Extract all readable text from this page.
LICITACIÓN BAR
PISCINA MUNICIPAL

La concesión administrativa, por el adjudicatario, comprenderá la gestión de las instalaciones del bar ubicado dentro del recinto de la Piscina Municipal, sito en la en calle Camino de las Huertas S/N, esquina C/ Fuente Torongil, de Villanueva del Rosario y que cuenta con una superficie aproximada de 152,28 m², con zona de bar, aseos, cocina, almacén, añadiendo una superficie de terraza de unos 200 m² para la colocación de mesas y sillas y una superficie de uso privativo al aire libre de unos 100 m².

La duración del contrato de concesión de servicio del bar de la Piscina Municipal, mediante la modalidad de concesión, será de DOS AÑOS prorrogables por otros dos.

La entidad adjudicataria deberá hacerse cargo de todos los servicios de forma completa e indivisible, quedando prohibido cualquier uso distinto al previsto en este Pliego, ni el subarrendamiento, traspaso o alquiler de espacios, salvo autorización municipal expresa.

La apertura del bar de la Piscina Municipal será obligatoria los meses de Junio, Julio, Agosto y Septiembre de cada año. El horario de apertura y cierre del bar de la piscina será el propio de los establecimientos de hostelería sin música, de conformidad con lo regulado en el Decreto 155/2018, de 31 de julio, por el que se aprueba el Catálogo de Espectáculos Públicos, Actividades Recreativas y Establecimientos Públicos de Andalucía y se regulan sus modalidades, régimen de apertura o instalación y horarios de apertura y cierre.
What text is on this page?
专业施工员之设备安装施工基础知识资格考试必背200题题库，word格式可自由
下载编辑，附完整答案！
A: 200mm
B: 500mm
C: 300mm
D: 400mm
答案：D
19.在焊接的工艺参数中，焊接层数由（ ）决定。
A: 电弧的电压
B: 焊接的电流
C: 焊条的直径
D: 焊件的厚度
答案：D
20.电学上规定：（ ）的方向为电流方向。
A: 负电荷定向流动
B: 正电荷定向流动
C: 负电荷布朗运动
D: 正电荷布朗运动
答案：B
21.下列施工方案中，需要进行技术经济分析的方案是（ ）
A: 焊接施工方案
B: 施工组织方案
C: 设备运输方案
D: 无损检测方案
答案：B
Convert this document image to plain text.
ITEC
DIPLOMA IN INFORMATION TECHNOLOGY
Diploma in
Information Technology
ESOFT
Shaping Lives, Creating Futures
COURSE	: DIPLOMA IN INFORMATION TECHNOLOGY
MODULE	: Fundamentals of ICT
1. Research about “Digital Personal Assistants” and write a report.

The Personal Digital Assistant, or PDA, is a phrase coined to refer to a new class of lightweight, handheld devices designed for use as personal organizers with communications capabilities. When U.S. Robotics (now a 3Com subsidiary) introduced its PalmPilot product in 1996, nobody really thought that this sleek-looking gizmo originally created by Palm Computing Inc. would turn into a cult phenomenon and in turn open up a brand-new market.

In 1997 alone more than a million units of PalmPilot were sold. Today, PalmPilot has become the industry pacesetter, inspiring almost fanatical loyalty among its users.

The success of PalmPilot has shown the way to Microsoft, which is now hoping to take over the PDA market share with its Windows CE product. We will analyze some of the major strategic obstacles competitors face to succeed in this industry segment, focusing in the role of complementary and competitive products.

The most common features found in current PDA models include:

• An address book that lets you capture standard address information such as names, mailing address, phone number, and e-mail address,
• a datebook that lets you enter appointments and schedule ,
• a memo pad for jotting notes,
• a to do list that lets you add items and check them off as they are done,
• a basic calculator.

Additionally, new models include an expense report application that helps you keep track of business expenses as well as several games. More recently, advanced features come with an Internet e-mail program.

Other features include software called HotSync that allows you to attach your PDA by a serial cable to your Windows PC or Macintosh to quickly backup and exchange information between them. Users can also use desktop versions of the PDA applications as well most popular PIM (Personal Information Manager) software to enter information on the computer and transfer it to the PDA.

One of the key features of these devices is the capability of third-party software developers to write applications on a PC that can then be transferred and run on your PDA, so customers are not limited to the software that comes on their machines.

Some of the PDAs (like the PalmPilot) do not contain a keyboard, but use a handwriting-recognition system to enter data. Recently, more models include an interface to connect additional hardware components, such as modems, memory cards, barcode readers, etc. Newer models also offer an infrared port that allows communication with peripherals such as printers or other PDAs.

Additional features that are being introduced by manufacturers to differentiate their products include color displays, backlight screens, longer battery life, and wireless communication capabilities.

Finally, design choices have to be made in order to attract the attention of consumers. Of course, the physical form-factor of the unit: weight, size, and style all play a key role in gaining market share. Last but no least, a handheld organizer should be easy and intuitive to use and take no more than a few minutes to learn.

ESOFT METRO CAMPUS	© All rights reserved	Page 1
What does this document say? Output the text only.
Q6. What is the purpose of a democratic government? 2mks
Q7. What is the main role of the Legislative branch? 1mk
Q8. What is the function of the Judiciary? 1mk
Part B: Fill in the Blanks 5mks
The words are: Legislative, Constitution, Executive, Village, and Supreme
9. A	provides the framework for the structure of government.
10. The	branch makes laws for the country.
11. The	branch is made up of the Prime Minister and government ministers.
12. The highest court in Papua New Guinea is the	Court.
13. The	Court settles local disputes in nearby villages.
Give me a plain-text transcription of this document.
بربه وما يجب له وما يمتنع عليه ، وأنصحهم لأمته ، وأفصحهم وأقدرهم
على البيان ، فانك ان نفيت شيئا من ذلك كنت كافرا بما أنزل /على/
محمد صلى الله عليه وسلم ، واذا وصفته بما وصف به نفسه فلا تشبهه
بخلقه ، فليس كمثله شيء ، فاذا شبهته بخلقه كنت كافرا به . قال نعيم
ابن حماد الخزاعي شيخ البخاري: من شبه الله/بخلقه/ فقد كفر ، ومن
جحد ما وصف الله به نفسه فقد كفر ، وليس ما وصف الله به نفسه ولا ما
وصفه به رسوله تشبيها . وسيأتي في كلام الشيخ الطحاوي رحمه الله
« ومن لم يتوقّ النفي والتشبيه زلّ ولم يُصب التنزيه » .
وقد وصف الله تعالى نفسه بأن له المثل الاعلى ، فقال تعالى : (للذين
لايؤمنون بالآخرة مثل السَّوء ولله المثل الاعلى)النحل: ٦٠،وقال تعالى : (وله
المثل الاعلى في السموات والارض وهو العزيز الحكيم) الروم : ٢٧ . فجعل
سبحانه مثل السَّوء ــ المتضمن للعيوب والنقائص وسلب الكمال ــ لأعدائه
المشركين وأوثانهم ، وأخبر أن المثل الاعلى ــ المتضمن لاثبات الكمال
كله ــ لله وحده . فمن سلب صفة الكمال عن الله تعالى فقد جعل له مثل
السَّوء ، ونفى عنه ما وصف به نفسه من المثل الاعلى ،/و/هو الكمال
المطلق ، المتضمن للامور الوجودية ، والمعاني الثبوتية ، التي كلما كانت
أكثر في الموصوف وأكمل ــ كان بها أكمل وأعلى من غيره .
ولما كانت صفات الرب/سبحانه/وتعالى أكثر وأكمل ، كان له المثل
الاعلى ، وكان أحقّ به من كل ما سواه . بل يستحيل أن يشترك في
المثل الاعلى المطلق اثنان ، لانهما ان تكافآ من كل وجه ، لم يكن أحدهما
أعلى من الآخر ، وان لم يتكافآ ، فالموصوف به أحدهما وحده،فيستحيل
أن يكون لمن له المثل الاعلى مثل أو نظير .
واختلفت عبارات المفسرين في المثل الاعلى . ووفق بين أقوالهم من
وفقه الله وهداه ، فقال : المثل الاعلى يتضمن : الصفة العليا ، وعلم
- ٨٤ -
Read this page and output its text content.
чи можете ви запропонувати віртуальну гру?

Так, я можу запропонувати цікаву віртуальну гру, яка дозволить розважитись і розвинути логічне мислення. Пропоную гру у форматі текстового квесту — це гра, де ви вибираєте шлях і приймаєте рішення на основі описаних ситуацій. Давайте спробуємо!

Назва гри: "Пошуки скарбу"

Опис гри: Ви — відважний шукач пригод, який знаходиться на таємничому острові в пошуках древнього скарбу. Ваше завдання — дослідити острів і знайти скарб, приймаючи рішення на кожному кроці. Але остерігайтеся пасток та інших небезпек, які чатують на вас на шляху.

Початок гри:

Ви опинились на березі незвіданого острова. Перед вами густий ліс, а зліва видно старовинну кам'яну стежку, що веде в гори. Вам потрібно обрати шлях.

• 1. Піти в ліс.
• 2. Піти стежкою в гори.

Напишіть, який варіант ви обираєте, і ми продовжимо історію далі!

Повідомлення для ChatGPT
•••••
## What the task requires
Starting with the line that contains "Read this page and output its text content.", return each line through the last one of the data above, exactly as written and nothing more.

## Written answer
Read this page and output its text content.
чи можете ви запропонувати віртуальну гру?

Так, я можу запропонувати цікаву віртуальну гру, яка дозволить розважитись і розвинути логічне мислення. Пропоную гру у форматі текстового квесту — це гра, де ви вибираєте шлях і приймаєте рішення на основі описаних ситуацій. Давайте спробуємо!

Назва гри: "Пошуки скарбу"

Опис гри: Ви — відважний шукач пригод, який знаходиться на таємничому острові в пошуках древнього скарбу. Ваше завдання — дослідити острів і знайти скарб, приймаючи рішення на кожному кроці. Але остерігайтеся пасток та інших небезпек, які чатують на вас на шляху.

Початок гри:

Ви опинились на березі незвіданого острова. Перед вами густий ліс, а зліва видно старовинну кам'яну стежку, що веде в гори. Вам потрібно обрати шлях.

• 1. Піти в ліс.
• 2. Піти стежкою в гори.

Напишіть, який варіант ви обираєте, і ми продовжимо історію далі!

Повідомлення для ChatGPT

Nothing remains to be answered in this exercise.